▶ Input material:

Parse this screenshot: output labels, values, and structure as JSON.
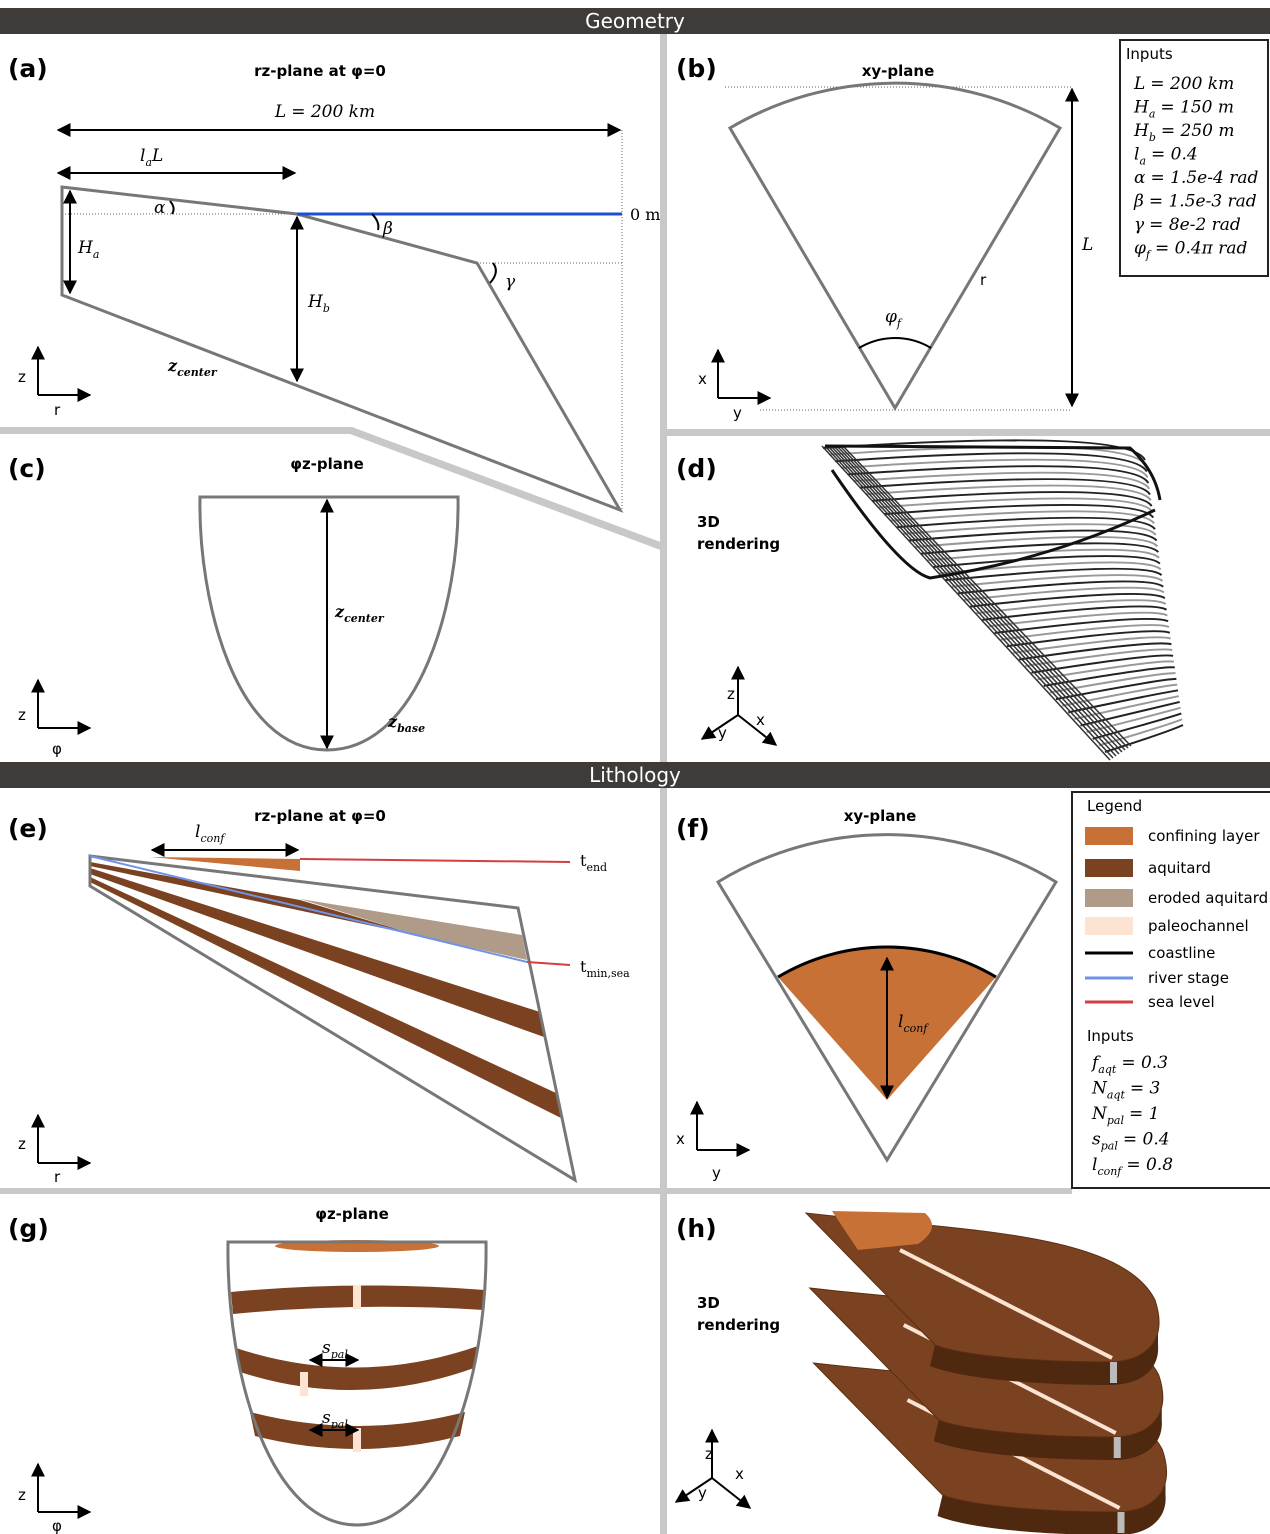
{
  "sections": {
    "geometry": "Geometry",
    "lithology": "Lithology"
  },
  "a": {
    "label": "(a)",
    "title": "rz-plane at φ=0",
    "L": {
      "sym": "L",
      "rest": "= 200 km"
    },
    "laL": {
      "sym": "l",
      "sub": "a",
      "rest": "L"
    },
    "alpha": {
      "sym": "α"
    },
    "beta": {
      "sym": "β"
    },
    "gamma": {
      "sym": "γ"
    },
    "Ha": {
      "sym": "H",
      "sub": "a"
    },
    "Hb": {
      "sym": "H",
      "sub": "b"
    },
    "sea": "0 m",
    "zc": {
      "sym": "z",
      "sub": "center"
    },
    "z": "z",
    "r": "r"
  },
  "b": {
    "label": "(b)",
    "title": "xy-plane",
    "phif": {
      "sym": "φ",
      "sub": "f"
    },
    "r": "r",
    "L": {
      "sym": "L"
    },
    "x": "x",
    "y": "y"
  },
  "inputs_geometry": {
    "title": "Inputs",
    "items": [
      {
        "sym": "L",
        "rest": "= 200 km"
      },
      {
        "sym": "H",
        "sub": "a",
        "rest": "= 150 m"
      },
      {
        "sym": "H",
        "sub": "b",
        "rest": "= 250 m"
      },
      {
        "sym": "l",
        "sub": "a",
        "rest": "= 0.4"
      },
      {
        "sym": "α",
        "rest": "= 1.5e-4 rad"
      },
      {
        "sym": "β",
        "rest": "= 1.5e-3 rad"
      },
      {
        "sym": "γ",
        "rest": "= 8e-2 rad"
      },
      {
        "sym": "φ",
        "sub": "f",
        "rest": "= 0.4π rad"
      }
    ]
  },
  "c": {
    "label": "(c)",
    "title": "φz-plane",
    "zc": {
      "sym": "z",
      "sub": "center"
    },
    "zb": {
      "sym": "z",
      "sub": "base"
    },
    "z": "z",
    "phi": "φ"
  },
  "d": {
    "label": "(d)",
    "title": [
      "3D",
      "rendering"
    ],
    "z": "z",
    "x": "x",
    "y": "y"
  },
  "e": {
    "label": "(e)",
    "title": "rz-plane at φ=0",
    "lconf": {
      "sym": "l",
      "sub": "conf"
    },
    "tend": {
      "sym": "t",
      "sub": "end"
    },
    "tmin": {
      "sym": "t",
      "sub": "min,sea"
    },
    "z": "z",
    "r": "r"
  },
  "f": {
    "label": "(f)",
    "title": "xy-plane",
    "lconf": {
      "sym": "l",
      "sub": "conf"
    },
    "x": "x",
    "y": "y"
  },
  "legend": {
    "title": "Legend",
    "items": [
      {
        "label": "confining layer",
        "color": "#c87137",
        "kind": "patch"
      },
      {
        "label": "aquitard",
        "color": "#7a4220",
        "kind": "patch"
      },
      {
        "label": "eroded aquitard",
        "color": "#b09a88",
        "kind": "patch"
      },
      {
        "label": "paleochannel",
        "color": "#fde3d2",
        "kind": "patch"
      },
      {
        "label": "coastline",
        "color": "#000000",
        "kind": "line"
      },
      {
        "label": "river stage",
        "color": "#6f93e6",
        "kind": "line"
      },
      {
        "label": "sea level",
        "color": "#d04040",
        "kind": "line"
      }
    ]
  },
  "inputs_lithology": {
    "title": "Inputs",
    "items": [
      {
        "sym": "f",
        "sub": "aqt",
        "rest": "= 0.3"
      },
      {
        "sym": "N",
        "sub": "aqt",
        "rest": "= 3"
      },
      {
        "sym": "N",
        "sub": "pal",
        "rest": "= 1"
      },
      {
        "sym": "s",
        "sub": "pal",
        "rest": "= 0.4"
      },
      {
        "sym": "l",
        "sub": "conf",
        "rest": "= 0.8"
      }
    ]
  },
  "g": {
    "label": "(g)",
    "title": "φz-plane",
    "spal": [
      {
        "sym": "s",
        "sub": "pal"
      },
      {
        "sym": "s",
        "sub": "pal"
      }
    ],
    "z": "z",
    "phi": "φ"
  },
  "h": {
    "label": "(h)",
    "title": [
      "3D",
      "rendering"
    ],
    "z": "z",
    "x": "x",
    "y": "y"
  }
}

▶ Work instructions: Reproduce every entry word for word, but omit the pictures.

▶ Response to this exercise:
Parse this screenshot: output labels, values, and structure as JSON.
{
  "sections": {
    "geometry": "Geometry",
    "lithology": "Lithology"
  },
  "a": {
    "label": "(a)",
    "title": "rz-plane at φ=0",
    "L": {
      "sym": "L",
      "rest": "= 200 km"
    },
    "laL": {
      "sym": "l",
      "sub": "a",
      "rest": "L"
    },
    "alpha": {
      "sym": "α"
    },
    "beta": {
      "sym": "β"
    },
    "gamma": {
      "sym": "γ"
    },
    "Ha": {
      "sym": "H",
      "sub": "a"
    },
    "Hb": {
      "sym": "H",
      "sub": "b"
    },
    "sea": "0 m",
    "zc": {
      "sym": "z",
      "sub": "center"
    },
    "z": "z",
    "r": "r"
  },
  "b": {
    "label": "(b)",
    "title": "xy-plane",
    "phif": {
      "sym": "φ",
      "sub": "f"
    },
    "r": "r",
    "L": {
      "sym": "L"
    },
    "x": "x",
    "y": "y"
  },
  "inputs_geometry": {
    "title": "Inputs",
    "items": [
      {
        "sym": "L",
        "rest": "= 200 km"
      },
      {
        "sym": "H",
        "sub": "a",
        "rest": "= 150 m"
      },
      {
        "sym": "H",
        "sub": "b",
        "rest": "= 250 m"
      },
      {
        "sym": "l",
        "sub": "a",
        "rest": "= 0.4"
      },
      {
        "sym": "α",
        "rest": "= 1.5e-4 rad"
      },
      {
        "sym": "β",
        "rest": "= 1.5e-3 rad"
      },
      {
        "sym": "γ",
        "rest": "= 8e-2 rad"
      },
      {
        "sym": "φ",
        "sub": "f",
        "rest": "= 0.4π rad"
      }
    ]
  },
  "c": {
    "label": "(c)",
    "title": "φz-plane",
    "zc": {
      "sym": "z",
      "sub": "center"
    },
    "zb": {
      "sym": "z",
      "sub": "base"
    },
    "z": "z",
    "phi": "φ"
  },
  "d": {
    "label": "(d)",
    "title": [
      "3D",
      "rendering"
    ],
    "z": "z",
    "x": "x",
    "y": "y"
  },
  "e": {
    "label": "(e)",
    "title": "rz-plane at φ=0",
    "lconf": {
      "sym": "l",
      "sub": "conf"
    },
    "tend": {
      "sym": "t",
      "sub": "end"
    },
    "tmin": {
      "sym": "t",
      "sub": "min,sea"
    },
    "z": "z",
    "r": "r"
  },
  "f": {
    "label": "(f)",
    "title": "xy-plane",
    "lconf": {
      "sym": "l",
      "sub": "conf"
    },
    "x": "x",
    "y": "y"
  },
  "legend": {
    "title": "Legend",
    "items": [
      {
        "label": "confining layer",
        "color": "#c87137",
        "kind": "patch"
      },
      {
        "label": "aquitard",
        "color": "#7a4220",
        "kind": "patch"
      },
      {
        "label": "eroded aquitard",
        "color": "#b09a88",
        "kind": "patch"
      },
      {
        "label": "paleochannel",
        "color": "#fde3d2",
        "kind": "patch"
      },
      {
        "label": "coastline",
        "color": "#000000",
        "kind": "line"
      },
      {
        "label": "river stage",
        "color": "#6f93e6",
        "kind": "line"
      },
      {
        "label": "sea level",
        "color": "#d04040",
        "kind": "line"
      }
    ]
  },
  "inputs_lithology": {
    "title": "Inputs",
    "items": [
      {
        "sym": "f",
        "sub": "aqt",
        "rest": "= 0.3"
      },
      {
        "sym": "N",
        "sub": "aqt",
        "rest": "= 3"
      },
      {
        "sym": "N",
        "sub": "pal",
        "rest": "= 1"
      },
      {
        "sym": "s",
        "sub": "pal",
        "rest": "= 0.4"
      },
      {
        "sym": "l",
        "sub": "conf",
        "rest": "= 0.8"
      }
    ]
  },
  "g": {
    "label": "(g)",
    "title": "φz-plane",
    "spal": [
      {
        "sym": "s",
        "sub": "pal"
      },
      {
        "sym": "s",
        "sub": "pal"
      }
    ],
    "z": "z",
    "phi": "φ"
  },
  "h": {
    "label": "(h)",
    "title": [
      "3D",
      "rendering"
    ],
    "z": "z",
    "x": "x",
    "y": "y"
  }
}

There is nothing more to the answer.